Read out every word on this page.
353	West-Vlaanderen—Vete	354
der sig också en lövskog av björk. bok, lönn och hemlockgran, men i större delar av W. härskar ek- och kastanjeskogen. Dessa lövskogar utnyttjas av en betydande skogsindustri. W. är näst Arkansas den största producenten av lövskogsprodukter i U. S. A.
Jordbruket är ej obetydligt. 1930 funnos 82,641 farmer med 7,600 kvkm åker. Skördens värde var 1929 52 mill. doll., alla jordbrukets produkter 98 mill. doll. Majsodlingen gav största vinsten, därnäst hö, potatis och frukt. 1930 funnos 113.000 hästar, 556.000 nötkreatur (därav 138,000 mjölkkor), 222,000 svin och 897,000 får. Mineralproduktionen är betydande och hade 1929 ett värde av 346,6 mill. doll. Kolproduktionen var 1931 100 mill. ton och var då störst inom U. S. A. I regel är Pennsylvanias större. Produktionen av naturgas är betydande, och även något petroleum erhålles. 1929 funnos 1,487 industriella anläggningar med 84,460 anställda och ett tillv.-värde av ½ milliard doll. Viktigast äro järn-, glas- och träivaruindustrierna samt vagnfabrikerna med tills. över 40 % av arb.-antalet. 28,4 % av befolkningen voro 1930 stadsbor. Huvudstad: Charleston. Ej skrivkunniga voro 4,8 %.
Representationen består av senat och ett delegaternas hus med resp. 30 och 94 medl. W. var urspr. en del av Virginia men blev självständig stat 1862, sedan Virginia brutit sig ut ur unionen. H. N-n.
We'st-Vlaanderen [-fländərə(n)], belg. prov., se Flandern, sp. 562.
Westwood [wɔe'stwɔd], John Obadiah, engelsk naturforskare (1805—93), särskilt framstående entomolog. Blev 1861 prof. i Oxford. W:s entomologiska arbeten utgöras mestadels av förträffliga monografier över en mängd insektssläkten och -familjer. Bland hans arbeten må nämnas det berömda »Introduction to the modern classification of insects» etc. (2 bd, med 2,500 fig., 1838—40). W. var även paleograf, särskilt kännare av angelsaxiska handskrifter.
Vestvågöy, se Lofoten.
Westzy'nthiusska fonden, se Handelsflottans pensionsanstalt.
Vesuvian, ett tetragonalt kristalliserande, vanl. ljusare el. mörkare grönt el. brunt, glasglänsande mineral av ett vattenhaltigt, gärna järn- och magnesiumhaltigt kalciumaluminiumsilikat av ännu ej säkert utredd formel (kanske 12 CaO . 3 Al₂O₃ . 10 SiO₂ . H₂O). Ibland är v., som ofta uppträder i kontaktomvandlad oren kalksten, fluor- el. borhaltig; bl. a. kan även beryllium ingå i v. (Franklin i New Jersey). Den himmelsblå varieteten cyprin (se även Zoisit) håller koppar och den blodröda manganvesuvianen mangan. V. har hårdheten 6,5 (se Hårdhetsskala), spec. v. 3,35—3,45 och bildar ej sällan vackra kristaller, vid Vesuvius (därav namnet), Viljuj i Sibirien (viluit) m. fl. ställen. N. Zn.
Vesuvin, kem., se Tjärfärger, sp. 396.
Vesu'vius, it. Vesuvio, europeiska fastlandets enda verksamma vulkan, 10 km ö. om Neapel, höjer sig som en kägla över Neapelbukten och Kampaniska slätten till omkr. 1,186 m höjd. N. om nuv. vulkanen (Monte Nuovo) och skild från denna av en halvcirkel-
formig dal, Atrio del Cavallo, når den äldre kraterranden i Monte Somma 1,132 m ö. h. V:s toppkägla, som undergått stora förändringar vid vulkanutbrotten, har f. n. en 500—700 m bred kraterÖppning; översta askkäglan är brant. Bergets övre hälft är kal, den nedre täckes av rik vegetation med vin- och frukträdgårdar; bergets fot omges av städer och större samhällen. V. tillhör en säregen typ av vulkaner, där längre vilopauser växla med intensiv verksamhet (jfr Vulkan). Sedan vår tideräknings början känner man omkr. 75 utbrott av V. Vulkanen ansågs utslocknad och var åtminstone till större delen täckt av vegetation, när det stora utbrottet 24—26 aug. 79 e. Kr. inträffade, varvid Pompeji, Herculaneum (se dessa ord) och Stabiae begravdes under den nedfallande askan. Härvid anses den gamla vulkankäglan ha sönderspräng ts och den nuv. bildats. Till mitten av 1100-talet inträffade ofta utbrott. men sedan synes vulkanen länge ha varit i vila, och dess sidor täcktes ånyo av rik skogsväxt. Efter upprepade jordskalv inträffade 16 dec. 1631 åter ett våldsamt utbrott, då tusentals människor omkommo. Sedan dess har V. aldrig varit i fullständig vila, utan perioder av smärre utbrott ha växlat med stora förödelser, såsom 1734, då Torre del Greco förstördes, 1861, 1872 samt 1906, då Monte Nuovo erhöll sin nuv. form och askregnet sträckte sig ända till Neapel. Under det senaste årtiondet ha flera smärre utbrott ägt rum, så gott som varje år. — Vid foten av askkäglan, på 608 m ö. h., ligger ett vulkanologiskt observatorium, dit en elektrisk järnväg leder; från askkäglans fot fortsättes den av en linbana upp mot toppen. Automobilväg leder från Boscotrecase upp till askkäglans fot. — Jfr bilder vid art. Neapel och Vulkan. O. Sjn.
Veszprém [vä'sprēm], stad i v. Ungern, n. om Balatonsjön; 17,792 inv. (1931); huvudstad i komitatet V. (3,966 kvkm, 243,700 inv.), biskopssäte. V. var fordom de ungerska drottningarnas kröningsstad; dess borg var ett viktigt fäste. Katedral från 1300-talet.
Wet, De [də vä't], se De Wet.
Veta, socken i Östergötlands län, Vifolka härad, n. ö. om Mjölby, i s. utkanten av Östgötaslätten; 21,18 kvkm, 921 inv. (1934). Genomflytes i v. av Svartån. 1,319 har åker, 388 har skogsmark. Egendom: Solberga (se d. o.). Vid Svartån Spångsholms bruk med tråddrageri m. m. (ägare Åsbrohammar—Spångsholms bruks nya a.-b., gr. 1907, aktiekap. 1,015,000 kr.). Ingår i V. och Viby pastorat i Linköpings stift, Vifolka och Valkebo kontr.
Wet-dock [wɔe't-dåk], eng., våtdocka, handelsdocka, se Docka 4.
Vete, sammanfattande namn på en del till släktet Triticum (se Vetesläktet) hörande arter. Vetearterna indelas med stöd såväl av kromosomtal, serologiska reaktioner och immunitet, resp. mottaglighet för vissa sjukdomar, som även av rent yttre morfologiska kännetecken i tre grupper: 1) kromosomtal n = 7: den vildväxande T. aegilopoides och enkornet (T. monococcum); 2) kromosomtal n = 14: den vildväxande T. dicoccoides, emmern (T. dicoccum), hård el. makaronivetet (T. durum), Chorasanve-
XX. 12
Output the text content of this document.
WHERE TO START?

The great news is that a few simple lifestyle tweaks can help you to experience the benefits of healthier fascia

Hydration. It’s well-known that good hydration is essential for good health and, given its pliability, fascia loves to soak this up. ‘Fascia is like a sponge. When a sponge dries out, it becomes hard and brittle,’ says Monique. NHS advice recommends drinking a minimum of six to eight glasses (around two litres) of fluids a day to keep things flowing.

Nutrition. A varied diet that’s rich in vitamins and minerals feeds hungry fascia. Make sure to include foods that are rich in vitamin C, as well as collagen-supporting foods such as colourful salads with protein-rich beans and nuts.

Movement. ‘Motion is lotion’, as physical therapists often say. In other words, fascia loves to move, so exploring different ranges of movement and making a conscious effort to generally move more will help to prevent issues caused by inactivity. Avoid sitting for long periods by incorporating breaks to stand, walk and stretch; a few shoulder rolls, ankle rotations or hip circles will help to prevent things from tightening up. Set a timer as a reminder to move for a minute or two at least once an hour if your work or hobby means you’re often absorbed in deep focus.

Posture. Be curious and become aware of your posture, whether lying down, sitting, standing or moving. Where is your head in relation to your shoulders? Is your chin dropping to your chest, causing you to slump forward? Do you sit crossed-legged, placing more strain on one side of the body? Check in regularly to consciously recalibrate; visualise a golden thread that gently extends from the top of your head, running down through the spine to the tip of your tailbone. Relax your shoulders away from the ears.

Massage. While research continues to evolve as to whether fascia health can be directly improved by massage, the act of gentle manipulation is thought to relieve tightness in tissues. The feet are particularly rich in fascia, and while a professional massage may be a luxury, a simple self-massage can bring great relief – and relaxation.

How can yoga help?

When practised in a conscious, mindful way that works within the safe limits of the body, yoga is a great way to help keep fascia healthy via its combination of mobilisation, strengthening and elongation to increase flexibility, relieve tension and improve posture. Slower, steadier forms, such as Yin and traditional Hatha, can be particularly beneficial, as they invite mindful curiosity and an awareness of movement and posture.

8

######

Your answer should be all lines from the data that contain "this".

Read out every word on this page.
Output the text content of this document.
Hydration. It’s well-known that good hydration is essential for good health and, given its pliability, fascia loves to soak this up. ‘Fascia is like a sponge. When a sponge dries out, it becomes hard and brittle,’ says Monique. NHS advice recommends drinking a minimum of six to eight glasses (around two litres) of fluids a day to keep things flowing.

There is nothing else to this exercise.